__Task description__
Pick out all lines of the entries that include the word "icon" and copy them.

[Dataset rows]
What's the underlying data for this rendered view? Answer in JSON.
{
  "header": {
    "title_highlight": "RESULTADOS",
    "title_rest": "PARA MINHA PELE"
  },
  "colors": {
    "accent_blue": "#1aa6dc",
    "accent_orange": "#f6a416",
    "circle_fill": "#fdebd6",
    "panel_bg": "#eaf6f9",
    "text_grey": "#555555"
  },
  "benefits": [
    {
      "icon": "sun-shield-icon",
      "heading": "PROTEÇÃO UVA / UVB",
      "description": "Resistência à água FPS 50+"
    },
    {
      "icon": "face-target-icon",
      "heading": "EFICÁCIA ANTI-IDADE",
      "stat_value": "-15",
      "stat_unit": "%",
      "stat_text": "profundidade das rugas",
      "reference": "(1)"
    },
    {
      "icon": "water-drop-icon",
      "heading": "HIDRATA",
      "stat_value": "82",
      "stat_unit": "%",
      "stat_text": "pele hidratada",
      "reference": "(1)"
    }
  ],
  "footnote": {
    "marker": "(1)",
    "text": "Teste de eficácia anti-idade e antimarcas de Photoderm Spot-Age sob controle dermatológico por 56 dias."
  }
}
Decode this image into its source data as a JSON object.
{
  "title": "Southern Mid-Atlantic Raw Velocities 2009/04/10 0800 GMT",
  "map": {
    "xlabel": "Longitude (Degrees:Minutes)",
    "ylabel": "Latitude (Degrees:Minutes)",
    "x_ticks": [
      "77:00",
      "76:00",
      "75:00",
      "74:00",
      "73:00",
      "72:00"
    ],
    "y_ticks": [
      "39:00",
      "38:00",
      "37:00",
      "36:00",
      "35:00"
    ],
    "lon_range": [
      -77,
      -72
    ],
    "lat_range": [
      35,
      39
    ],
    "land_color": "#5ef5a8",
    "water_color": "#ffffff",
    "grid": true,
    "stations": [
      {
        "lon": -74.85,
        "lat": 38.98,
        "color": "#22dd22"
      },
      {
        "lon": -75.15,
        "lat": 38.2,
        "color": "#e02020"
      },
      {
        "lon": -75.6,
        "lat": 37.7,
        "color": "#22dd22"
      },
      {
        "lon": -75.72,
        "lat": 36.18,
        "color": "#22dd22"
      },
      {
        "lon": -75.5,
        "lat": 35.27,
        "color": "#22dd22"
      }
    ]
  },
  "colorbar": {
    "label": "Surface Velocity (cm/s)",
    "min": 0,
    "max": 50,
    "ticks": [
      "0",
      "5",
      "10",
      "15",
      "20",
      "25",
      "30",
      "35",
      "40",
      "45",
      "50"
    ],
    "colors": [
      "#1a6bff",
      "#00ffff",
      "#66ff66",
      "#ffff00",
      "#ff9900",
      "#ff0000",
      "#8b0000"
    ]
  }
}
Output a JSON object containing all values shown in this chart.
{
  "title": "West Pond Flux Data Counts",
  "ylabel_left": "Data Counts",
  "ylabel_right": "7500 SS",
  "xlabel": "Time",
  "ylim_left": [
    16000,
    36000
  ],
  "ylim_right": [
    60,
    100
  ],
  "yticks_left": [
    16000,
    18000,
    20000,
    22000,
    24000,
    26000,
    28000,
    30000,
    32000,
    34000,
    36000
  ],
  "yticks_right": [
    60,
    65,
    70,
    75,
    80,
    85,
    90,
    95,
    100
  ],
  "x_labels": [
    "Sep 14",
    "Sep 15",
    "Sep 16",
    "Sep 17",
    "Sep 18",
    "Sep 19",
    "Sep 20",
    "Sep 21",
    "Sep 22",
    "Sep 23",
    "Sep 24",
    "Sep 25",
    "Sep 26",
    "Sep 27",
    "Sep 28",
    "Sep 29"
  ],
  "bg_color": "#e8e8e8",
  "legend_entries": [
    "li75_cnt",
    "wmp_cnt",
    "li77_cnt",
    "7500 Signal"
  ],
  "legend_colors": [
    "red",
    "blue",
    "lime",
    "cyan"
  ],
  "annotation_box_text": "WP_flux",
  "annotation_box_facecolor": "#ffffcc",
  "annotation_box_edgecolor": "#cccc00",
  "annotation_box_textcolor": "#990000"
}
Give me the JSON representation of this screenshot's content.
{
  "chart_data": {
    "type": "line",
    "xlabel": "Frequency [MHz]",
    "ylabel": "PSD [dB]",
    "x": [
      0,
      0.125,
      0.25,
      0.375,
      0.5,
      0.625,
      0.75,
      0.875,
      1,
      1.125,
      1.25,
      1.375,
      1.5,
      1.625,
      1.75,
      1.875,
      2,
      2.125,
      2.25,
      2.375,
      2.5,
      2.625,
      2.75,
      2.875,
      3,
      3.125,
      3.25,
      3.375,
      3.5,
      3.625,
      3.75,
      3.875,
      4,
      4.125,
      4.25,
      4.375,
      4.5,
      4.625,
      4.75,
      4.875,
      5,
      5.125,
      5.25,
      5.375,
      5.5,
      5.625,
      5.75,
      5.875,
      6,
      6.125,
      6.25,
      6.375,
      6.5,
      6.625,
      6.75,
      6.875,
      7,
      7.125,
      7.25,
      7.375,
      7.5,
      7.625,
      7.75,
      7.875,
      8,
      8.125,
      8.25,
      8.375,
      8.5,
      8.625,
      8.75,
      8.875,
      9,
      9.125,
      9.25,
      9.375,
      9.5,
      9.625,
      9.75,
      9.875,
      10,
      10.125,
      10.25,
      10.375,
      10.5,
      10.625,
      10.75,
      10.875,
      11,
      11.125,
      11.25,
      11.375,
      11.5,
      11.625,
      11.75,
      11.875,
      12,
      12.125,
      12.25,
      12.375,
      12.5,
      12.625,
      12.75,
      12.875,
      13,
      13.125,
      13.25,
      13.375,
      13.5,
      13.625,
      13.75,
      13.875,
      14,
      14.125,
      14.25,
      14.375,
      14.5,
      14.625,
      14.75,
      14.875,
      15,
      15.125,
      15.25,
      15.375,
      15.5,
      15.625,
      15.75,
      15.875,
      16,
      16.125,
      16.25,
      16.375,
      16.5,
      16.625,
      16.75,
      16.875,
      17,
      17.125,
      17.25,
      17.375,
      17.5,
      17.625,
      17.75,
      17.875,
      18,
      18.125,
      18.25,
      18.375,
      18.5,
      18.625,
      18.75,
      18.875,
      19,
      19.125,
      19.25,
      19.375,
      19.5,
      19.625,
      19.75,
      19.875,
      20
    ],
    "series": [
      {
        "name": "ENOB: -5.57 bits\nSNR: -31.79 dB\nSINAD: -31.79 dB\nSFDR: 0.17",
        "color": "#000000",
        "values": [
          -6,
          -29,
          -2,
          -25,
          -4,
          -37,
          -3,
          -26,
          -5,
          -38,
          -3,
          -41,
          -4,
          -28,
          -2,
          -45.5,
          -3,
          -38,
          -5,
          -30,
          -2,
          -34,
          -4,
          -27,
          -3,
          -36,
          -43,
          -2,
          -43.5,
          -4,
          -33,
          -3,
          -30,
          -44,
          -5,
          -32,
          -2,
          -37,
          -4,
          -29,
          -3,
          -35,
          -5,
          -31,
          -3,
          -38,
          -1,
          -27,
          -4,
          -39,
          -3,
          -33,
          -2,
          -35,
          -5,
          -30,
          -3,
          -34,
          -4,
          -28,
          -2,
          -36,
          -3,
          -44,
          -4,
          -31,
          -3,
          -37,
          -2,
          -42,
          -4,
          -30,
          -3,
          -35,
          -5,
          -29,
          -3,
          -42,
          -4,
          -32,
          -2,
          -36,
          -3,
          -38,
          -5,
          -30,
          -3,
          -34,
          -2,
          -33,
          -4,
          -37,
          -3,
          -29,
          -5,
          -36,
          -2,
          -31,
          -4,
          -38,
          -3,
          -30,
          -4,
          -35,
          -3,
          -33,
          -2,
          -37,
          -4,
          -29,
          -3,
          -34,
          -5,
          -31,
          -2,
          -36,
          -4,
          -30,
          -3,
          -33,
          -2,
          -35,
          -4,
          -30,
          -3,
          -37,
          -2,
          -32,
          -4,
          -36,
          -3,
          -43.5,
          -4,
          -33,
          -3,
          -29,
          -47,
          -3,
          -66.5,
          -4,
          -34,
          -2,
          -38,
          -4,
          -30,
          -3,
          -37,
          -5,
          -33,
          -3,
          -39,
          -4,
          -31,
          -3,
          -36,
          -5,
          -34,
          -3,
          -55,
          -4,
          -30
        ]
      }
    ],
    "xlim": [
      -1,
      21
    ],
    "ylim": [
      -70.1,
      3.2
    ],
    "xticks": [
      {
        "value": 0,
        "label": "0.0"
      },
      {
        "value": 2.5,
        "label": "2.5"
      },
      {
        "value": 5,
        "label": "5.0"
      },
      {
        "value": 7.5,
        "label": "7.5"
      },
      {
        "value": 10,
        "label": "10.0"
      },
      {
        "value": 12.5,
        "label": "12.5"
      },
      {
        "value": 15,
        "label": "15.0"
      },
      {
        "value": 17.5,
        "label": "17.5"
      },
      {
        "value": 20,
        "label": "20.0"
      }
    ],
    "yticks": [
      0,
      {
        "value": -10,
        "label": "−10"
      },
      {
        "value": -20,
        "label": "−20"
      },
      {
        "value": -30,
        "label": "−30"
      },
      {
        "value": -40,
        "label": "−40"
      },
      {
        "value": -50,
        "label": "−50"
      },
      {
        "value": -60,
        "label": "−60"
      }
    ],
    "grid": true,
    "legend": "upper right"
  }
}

__Right answer__
      "icon": "sun-shield-icon",
      "icon": "face-target-icon",
      "icon": "water-drop-icon",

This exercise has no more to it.